(TASK PROMPT): Below is a set of records; restate each one word for word.

(TASK INPUT):
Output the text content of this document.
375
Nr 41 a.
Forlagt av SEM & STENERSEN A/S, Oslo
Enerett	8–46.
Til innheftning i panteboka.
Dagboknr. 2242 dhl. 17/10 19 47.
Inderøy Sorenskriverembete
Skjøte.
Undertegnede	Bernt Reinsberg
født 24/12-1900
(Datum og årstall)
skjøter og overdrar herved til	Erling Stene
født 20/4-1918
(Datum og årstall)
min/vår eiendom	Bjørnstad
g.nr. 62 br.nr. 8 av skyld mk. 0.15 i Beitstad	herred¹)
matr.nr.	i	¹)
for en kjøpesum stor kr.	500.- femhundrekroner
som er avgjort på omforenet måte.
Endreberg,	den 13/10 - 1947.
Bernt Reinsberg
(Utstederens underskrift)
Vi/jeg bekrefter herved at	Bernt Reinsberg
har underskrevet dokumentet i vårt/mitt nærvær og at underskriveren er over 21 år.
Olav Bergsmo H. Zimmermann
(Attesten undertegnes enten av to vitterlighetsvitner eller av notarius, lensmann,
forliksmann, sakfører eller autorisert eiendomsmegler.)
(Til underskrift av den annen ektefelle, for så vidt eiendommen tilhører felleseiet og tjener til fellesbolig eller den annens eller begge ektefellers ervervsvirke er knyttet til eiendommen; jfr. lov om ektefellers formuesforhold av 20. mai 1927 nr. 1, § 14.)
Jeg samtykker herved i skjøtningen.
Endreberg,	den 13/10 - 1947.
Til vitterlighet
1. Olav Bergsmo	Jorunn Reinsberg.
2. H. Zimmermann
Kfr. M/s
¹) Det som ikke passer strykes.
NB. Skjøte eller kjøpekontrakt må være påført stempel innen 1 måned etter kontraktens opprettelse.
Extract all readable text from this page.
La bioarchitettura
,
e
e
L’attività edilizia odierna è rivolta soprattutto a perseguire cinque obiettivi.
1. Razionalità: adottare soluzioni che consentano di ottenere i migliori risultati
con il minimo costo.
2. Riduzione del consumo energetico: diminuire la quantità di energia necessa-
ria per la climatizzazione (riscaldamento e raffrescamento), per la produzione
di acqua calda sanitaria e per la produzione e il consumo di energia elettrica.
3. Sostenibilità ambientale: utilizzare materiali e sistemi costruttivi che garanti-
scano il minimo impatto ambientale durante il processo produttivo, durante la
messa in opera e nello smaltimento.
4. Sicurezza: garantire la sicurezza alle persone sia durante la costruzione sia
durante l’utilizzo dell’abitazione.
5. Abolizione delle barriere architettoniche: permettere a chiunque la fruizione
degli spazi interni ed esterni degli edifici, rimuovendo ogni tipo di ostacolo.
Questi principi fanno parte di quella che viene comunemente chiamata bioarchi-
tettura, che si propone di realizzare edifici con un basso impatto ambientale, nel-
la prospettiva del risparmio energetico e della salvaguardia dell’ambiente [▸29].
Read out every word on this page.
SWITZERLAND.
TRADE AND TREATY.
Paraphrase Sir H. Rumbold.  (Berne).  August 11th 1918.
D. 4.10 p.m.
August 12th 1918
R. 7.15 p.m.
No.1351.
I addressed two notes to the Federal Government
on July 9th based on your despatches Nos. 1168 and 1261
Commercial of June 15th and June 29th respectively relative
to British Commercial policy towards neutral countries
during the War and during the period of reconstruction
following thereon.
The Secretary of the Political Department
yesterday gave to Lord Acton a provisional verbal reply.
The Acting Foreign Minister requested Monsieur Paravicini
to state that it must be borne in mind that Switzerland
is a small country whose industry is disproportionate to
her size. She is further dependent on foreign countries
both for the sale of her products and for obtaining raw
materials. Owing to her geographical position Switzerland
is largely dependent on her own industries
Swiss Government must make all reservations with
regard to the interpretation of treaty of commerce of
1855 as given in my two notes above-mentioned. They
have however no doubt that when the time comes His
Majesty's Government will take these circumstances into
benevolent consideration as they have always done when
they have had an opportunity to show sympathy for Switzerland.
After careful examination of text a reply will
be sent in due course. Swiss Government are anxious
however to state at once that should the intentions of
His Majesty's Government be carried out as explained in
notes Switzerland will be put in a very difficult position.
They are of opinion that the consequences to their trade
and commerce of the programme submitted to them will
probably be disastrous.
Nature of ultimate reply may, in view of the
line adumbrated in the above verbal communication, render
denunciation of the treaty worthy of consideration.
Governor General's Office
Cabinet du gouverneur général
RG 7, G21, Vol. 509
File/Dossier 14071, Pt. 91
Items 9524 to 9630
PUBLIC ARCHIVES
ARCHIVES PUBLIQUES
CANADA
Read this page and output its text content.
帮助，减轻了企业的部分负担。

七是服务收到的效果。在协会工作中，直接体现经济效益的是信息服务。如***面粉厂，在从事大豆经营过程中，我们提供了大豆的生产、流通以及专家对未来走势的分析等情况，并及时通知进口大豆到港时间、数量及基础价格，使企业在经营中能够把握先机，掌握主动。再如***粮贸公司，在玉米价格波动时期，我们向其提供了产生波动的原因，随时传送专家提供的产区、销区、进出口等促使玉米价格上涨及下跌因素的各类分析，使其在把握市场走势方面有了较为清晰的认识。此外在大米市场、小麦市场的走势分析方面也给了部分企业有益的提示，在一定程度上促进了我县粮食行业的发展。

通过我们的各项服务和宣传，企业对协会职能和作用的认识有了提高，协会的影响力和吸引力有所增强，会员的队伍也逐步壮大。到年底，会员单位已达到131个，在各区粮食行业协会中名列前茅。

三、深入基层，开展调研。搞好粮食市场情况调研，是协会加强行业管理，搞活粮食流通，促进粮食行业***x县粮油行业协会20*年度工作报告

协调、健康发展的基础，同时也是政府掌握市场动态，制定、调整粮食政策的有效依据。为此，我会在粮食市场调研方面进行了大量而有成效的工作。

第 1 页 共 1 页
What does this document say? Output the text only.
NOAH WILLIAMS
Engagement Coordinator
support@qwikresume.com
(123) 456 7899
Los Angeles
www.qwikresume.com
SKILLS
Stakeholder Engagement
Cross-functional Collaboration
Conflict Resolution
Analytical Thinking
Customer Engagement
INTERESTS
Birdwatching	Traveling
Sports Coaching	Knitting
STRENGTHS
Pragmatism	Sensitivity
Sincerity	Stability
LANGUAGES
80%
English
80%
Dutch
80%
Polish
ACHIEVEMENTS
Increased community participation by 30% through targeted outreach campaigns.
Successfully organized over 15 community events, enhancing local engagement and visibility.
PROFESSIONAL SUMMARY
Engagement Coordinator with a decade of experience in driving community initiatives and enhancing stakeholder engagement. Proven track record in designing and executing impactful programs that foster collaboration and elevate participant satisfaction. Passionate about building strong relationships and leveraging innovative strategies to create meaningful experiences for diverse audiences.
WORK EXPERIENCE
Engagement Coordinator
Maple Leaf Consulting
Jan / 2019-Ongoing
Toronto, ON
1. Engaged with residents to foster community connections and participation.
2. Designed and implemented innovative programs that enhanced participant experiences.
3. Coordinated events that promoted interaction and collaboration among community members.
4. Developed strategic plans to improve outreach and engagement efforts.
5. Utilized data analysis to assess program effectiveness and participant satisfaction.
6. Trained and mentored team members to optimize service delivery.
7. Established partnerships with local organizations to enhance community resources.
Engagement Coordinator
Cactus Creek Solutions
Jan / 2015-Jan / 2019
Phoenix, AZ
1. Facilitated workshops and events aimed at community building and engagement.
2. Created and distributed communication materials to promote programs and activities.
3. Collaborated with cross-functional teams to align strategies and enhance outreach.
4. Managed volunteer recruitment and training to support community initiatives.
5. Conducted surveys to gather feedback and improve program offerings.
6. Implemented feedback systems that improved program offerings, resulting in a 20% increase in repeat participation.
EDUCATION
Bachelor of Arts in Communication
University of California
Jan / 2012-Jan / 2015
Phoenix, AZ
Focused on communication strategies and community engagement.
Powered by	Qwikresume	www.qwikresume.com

(REPLY):
Output the text content of this document.
375
Nr 41 a.
Forlagt av SEM & STENERSEN A/S, Oslo
Enerett	8–46.
Til innheftning i panteboka.
Dagboknr. 2242 dhl. 17/10 19 47.
Inderøy Sorenskriverembete
Skjøte.
Undertegnede	Bernt Reinsberg
født 24/12-1900
(Datum og årstall)
skjøter og overdrar herved til	Erling Stene
født 20/4-1918
(Datum og årstall)
min/vår eiendom	Bjørnstad
g.nr. 62 br.nr. 8 av skyld mk. 0.15 i Beitstad	herred¹)
matr.nr.	i	¹)
for en kjøpesum stor kr.	500.- femhundrekroner
som er avgjort på omforenet måte.
Endreberg,	den 13/10 - 1947.
Bernt Reinsberg
(Utstederens underskrift)
Vi/jeg bekrefter herved at	Bernt Reinsberg
har underskrevet dokumentet i vårt/mitt nærvær og at underskriveren er over 21 år.
Olav Bergsmo H. Zimmermann
(Attesten undertegnes enten av to vitterlighetsvitner eller av notarius, lensmann,
forliksmann, sakfører eller autorisert eiendomsmegler.)
(Til underskrift av den annen ektefelle, for så vidt eiendommen tilhører felleseiet og tjener til fellesbolig eller den annens eller begge ektefellers ervervsvirke er knyttet til eiendommen; jfr. lov om ektefellers formuesforhold av 20. mai 1927 nr. 1, § 14.)
Jeg samtykker herved i skjøtningen.
Endreberg,	den 13/10 - 1947.
Til vitterlighet
1. Olav Bergsmo	Jorunn Reinsberg.
2. H. Zimmermann
Kfr. M/s
¹) Det som ikke passer strykes.
NB. Skjøte eller kjøpekontrakt må være påført stempel innen 1 måned etter kontraktens opprettelse.
Extract all readable text from this page.
La bioarchitettura
,
e
e
L’attività edilizia odierna è rivolta soprattutto a perseguire cinque obiettivi.
1. Razionalità: adottare soluzioni che consentano di ottenere i migliori risultati
con il minimo costo.
2. Riduzione del consumo energetico: diminuire la quantità di energia necessa-
ria per la climatizzazione (riscaldamento e raffrescamento), per la produzione
di acqua calda sanitaria e per la produzione e il consumo di energia elettrica.
3. Sostenibilità ambientale: utilizzare materiali e sistemi costruttivi che garanti-
scano il minimo impatto ambientale durante il processo produttivo, durante la
messa in opera e nello smaltimento.
4. Sicurezza: garantire la sicurezza alle persone sia durante la costruzione sia
durante l’utilizzo dell’abitazione.
5. Abolizione delle barriere architettoniche: permettere a chiunque la fruizione
degli spazi interni ed esterni degli edifici, rimuovendo ogni tipo di ostacolo.
Questi principi fanno parte di quella che viene comunemente chiamata bioarchi-
tettura, che si propone di realizzare edifici con un basso impatto ambientale, nel-
la prospettiva del risparmio energetico e della salvaguardia dell’ambiente [▸29].
Read out every word on this page.
SWITZERLAND.
TRADE AND TREATY.
Paraphrase Sir H. Rumbold.  (Berne).  August 11th 1918.
D. 4.10 p.m.
August 12th 1918
R. 7.15 p.m.
No.1351.
I addressed two notes to the Federal Government
on July 9th based on your despatches Nos. 1168 and 1261
Commercial of June 15th and June 29th respectively relative
to British Commercial policy towards neutral countries
during the War and during the period of reconstruction
following thereon.
The Secretary of the Political Department
yesterday gave to Lord Acton a provisional verbal reply.
The Acting Foreign Minister requested Monsieur Paravicini
to state that it must be borne in mind that Switzerland
is a small country whose industry is disproportionate to
her size. She is further dependent on foreign countries
both for the sale of her products and for obtaining raw
materials. Owing to her geographical position Switzerland
is largely dependent on her own industries
Swiss Government must make all reservations with
regard to the interpretation of treaty of commerce of
1855 as given in my two notes above-mentioned. They
have however no doubt that when the time comes His
Majesty's Government will take these circumstances into
benevolent consideration as they have always done when
they have had an opportunity to show sympathy for Switzerland.
After careful examination of text a reply will
be sent in due course. Swiss Government are anxious
however to state at once that should the intentions of
His Majesty's Government be carried out as explained in
notes Switzerland will be put in a very difficult position.
They are of opinion that the consequences to their trade
and commerce of the programme submitted to them will
probably be disastrous.
Nature of ultimate reply may, in view of the
line adumbrated in the above verbal communication, render
denunciation of the treaty worthy of consideration.
Governor General's Office
Cabinet du gouverneur général
RG 7, G21, Vol. 509
File/Dossier 14071, Pt. 91
Items 9524 to 9630
PUBLIC ARCHIVES
ARCHIVES PUBLIQUES
CANADA
Read this page and output its text content.
帮助，减轻了企业的部分负担。

七是服务收到的效果。在协会工作中，直接体现经济效益的是信息服务。如***面粉厂，在从事大豆经营过程中，我们提供了大豆的生产、流通以及专家对未来走势的分析等情况，并及时通知进口大豆到港时间、数量及基础价格，使企业在经营中能够把握先机，掌握主动。再如***粮贸公司，在玉米价格波动时期，我们向其提供了产生波动的原因，随时传送专家提供的产区、销区、进出口等促使玉米价格上涨及下跌因素的各类分析，使其在把握市场走势方面有了较为清晰的认识。此外在大米市场、小麦市场的走势分析方面也给了部分企业有益的提示，在一定程度上促进了我县粮食行业的发展。

通过我们的各项服务和宣传，企业对协会职能和作用的认识有了提高，协会的影响力和吸引力有所增强，会员的队伍也逐步壮大。到年底，会员单位已达到131个，在各区粮食行业协会中名列前茅。

三、深入基层，开展调研。搞好粮食市场情况调研，是协会加强行业管理，搞活粮食流通，促进粮食行业***x县粮油行业协会20*年度工作报告

协调、健康发展的基础，同时也是政府掌握市场动态，制定、调整粮食政策的有效依据。为此，我会在粮食市场调研方面进行了大量而有成效的工作。

第 1 页 共 1 页
What does this document say? Output the text only.
NOAH WILLIAMS
Engagement Coordinator
support@qwikresume.com
(123) 456 7899
Los Angeles
www.qwikresume.com
SKILLS
Stakeholder Engagement
Cross-functional Collaboration
Conflict Resolution
Analytical Thinking
Customer Engagement
INTERESTS
Birdwatching	Traveling
Sports Coaching	Knitting
STRENGTHS
Pragmatism	Sensitivity
Sincerity	Stability
LANGUAGES
80%
English
80%
Dutch
80%
Polish
ACHIEVEMENTS
Increased community participation by 30% through targeted outreach campaigns.
Successfully organized over 15 community events, enhancing local engagement and visibility.
PROFESSIONAL SUMMARY
Engagement Coordinator with a decade of experience in driving community initiatives and enhancing stakeholder engagement. Proven track record in designing and executing impactful programs that foster collaboration and elevate participant satisfaction. Passionate about building strong relationships and leveraging innovative strategies to create meaningful experiences for diverse audiences.
WORK EXPERIENCE
Engagement Coordinator
Maple Leaf Consulting
Jan / 2019-Ongoing
Toronto, ON
1. Engaged with residents to foster community connections and participation.
2. Designed and implemented innovative programs that enhanced participant experiences.
3. Coordinated events that promoted interaction and collaboration among community members.
4. Developed strategic plans to improve outreach and engagement efforts.
5. Utilized data analysis to assess program effectiveness and participant satisfaction.
6. Trained and mentored team members to optimize service delivery.
7. Established partnerships with local organizations to enhance community resources.
Engagement Coordinator
Cactus Creek Solutions
Jan / 2015-Jan / 2019
Phoenix, AZ
1. Facilitated workshops and events aimed at community building and engagement.
2. Created and distributed communication materials to promote programs and activities.
3. Collaborated with cross-functional teams to align strategies and enhance outreach.
4. Managed volunteer recruitment and training to support community initiatives.
5. Conducted surveys to gather feedback and improve program offerings.
6. Implemented feedback systems that improved program offerings, resulting in a 20% increase in repeat participation.
EDUCATION
Bachelor of Arts in Communication
University of California
Jan / 2012-Jan / 2015
Phoenix, AZ
Focused on communication strategies and community engagement.
Powered by	Qwikresume	www.qwikresume.com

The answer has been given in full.